## [The task]
All of the data should be repeated exactly; pictures are not part of the copy.

Entries taken from a collection

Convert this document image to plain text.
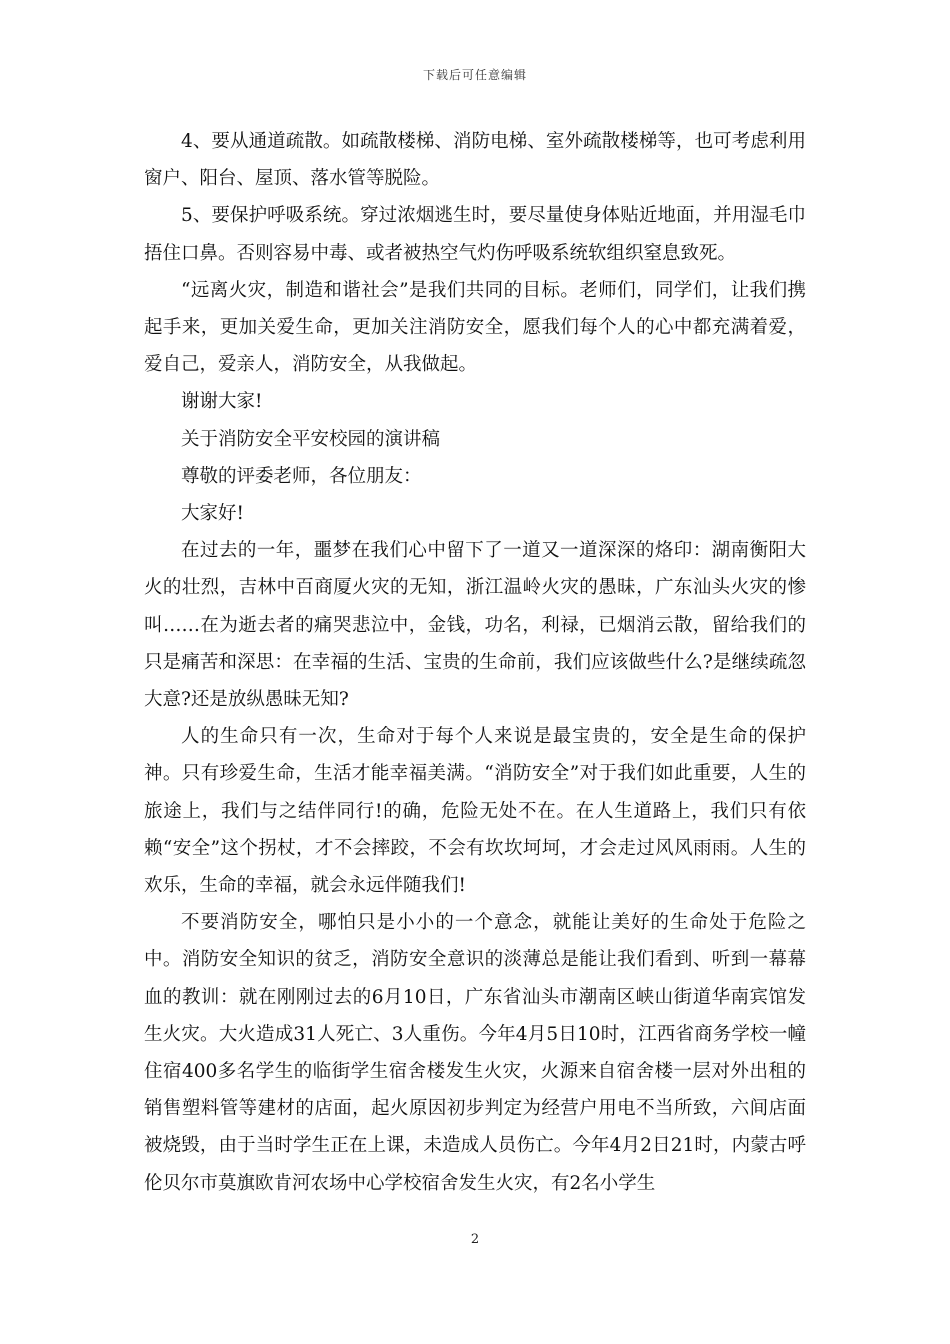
下载后可任意编辑

4、要从通道疏散。如疏散楼梯、消防电梯、室外疏散楼梯等，也可考虑利用窗户、阳台、屋顶、落水管等脱险。

5、要保护呼吸系统。穿过浓烟逃生时，要尽量使身体贴近地面，并用湿毛巾捂住口鼻。否则容易中毒、或者被热空气灼伤呼吸系统软组织窒息致死。

“远离火灾，制造和谐社会”是我们共同的目标。老师们，同学们，让我们携起手来，更加关爱生命，更加关注消防安全，愿我们每个人的心中都充满着爱，爱自己，爱亲人，消防安全，从我做起。

谢谢大家!

关于消防安全平安校园的演讲稿

尊敬的评委老师，各位朋友：

大家好!

在过去的一年，噩梦在我们心中留下了一道又一道深深的烙印：湖南衡阳大火的壮烈，吉林中百商厦火灾的无知，浙江温岭火灾的愚昧，广东汕头火灾的惨叫……在为逝去者的痛哭悲泣中，金钱，功名，利禄，已烟消云散，留给我们的只是痛苦和深思：在幸福的生活、宝贵的生命前，我们应该做些什么?是继续疏忽大意?还是放纵愚昧无知?

人的生命只有一次，生命对于每个人来说是最宝贵的，安全是生命的保护神。只有珍爱生命，生活才能幸福美满。“消防安全”对于我们如此重要，人生的旅途上，我们与之结伴同行!的确，危险无处不在。在人生道路上，我们只有依赖“安全”这个拐杖，才不会摔跤，不会有坎坎坷坷，才会走过风风雨雨。人生的欢乐，生命的幸福，就会永远伴随我们!

不要消防安全，哪怕只是小小的一个意念，就能让美好的生命处于危险之中。消防安全知识的贫乏，消防安全意识的淡薄总是能让我们看到、听到一幕幕血的教训：就在刚刚过去的6月10日，广东省汕头市潮南区峡山街道华南宾馆发生火灾。大火造成31人死亡、3人重伤。今年4月5日10时，江西省商务学校一幢住宿400多名学生的临街学生宿舍楼发生火灾，火源来自宿舍楼一层对外出租的销售塑料管等建材的店面，起火原因初步判定为经营户用电不当所致，六间店面被烧毁，由于当时学生正在上课，未造成人员伤亡。今年4月2日21时，内蒙古呼伦贝尔市莫旗欧肯河农场中心学校宿舍发生火灾，有2名小学生

2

## [Response]
Convert this document image to plain text.
下载后可任意编辑

4、要从通道疏散。如疏散楼梯、消防电梯、室外疏散楼梯等，也可考虑利用窗户、阳台、屋顶、落水管等脱险。

5、要保护呼吸系统。穿过浓烟逃生时，要尽量使身体贴近地面，并用湿毛巾捂住口鼻。否则容易中毒、或者被热空气灼伤呼吸系统软组织窒息致死。

“远离火灾，制造和谐社会”是我们共同的目标。老师们，同学们，让我们携起手来，更加关爱生命，更加关注消防安全，愿我们每个人的心中都充满着爱，爱自己，爱亲人，消防安全，从我做起。

谢谢大家!

关于消防安全平安校园的演讲稿

尊敬的评委老师，各位朋友：

大家好!

在过去的一年，噩梦在我们心中留下了一道又一道深深的烙印：湖南衡阳大火的壮烈，吉林中百商厦火灾的无知，浙江温岭火灾的愚昧，广东汕头火灾的惨叫……在为逝去者的痛哭悲泣中，金钱，功名，利禄，已烟消云散，留给我们的只是痛苦和深思：在幸福的生活、宝贵的生命前，我们应该做些什么?是继续疏忽大意?还是放纵愚昧无知?

人的生命只有一次，生命对于每个人来说是最宝贵的，安全是生命的保护神。只有珍爱生命，生活才能幸福美满。“消防安全”对于我们如此重要，人生的旅途上，我们与之结伴同行!的确，危险无处不在。在人生道路上，我们只有依赖“安全”这个拐杖，才不会摔跤，不会有坎坎坷坷，才会走过风风雨雨。人生的欢乐，生命的幸福，就会永远伴随我们!

不要消防安全，哪怕只是小小的一个意念，就能让美好的生命处于危险之中。消防安全知识的贫乏，消防安全意识的淡薄总是能让我们看到、听到一幕幕血的教训：就在刚刚过去的6月10日，广东省汕头市潮南区峡山街道华南宾馆发生火灾。大火造成31人死亡、3人重伤。今年4月5日10时，江西省商务学校一幢住宿400多名学生的临街学生宿舍楼发生火灾，火源来自宿舍楼一层对外出租的销售塑料管等建材的店面，起火原因初步判定为经营户用电不当所致，六间店面被烧毁，由于当时学生正在上课，未造成人员伤亡。今年4月2日21时，内蒙古呼伦贝尔市莫旗欧肯河农场中心学校宿舍发生火灾，有2名小学生

2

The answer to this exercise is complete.